- TASK DATA
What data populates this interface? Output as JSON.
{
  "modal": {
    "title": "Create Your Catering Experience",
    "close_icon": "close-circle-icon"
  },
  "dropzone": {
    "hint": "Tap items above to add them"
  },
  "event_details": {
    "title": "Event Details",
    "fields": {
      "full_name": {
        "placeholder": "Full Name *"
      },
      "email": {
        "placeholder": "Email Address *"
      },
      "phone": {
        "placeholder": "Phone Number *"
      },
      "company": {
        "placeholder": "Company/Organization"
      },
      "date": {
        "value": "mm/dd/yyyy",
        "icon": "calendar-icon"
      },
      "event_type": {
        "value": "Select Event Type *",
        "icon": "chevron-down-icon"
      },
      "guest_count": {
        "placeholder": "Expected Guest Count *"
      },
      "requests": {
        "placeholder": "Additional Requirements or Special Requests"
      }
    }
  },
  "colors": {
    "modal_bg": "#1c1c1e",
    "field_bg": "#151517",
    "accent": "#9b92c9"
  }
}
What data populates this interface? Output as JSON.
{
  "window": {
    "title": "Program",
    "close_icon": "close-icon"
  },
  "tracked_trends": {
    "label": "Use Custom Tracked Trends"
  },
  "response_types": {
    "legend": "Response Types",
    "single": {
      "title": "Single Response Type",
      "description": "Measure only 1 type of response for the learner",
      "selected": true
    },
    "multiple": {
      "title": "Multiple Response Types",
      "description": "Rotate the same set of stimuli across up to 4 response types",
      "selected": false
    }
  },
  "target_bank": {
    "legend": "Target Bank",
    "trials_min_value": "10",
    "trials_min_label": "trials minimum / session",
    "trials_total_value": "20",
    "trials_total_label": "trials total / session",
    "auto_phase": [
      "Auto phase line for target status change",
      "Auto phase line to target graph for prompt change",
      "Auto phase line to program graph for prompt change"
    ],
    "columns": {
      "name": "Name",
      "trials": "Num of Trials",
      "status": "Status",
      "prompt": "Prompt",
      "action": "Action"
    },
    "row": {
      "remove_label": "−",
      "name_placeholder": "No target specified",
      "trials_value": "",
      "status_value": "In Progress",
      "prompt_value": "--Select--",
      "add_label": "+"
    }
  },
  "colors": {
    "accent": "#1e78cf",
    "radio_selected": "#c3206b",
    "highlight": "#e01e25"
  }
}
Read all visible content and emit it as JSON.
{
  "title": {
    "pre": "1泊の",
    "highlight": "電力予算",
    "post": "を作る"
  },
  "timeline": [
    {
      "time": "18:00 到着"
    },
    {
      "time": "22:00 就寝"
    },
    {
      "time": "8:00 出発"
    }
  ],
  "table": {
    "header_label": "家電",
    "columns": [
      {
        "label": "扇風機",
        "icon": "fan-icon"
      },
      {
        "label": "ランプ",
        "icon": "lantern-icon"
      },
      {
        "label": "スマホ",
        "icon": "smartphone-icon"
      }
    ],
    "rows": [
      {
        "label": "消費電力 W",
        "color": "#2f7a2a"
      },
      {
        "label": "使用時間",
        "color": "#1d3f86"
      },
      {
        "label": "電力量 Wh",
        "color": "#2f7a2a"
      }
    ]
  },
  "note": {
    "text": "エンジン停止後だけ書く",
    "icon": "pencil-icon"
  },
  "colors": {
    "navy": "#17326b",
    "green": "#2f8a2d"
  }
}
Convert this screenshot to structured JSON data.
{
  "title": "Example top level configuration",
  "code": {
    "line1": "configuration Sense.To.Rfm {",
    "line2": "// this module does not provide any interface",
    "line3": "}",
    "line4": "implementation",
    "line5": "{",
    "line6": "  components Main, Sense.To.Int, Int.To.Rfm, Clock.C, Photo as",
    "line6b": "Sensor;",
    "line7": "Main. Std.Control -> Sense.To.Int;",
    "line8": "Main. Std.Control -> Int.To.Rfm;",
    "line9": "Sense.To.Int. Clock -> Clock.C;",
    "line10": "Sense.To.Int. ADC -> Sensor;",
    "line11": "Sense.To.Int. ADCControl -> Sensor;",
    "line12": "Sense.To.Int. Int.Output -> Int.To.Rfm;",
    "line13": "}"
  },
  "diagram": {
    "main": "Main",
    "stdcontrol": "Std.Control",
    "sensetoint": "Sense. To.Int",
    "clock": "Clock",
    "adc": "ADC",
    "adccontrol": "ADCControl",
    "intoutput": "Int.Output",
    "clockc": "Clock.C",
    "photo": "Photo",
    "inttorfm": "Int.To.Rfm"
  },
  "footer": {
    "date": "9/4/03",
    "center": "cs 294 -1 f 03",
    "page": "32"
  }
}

- WORK REQUIRED
Find all lines with "configuration" in them and copy each one.

- SOLUTION TO THE EXERCISE
  "title": "Example top level configuration",
    "line1": "configuration Sense.To.Rfm {",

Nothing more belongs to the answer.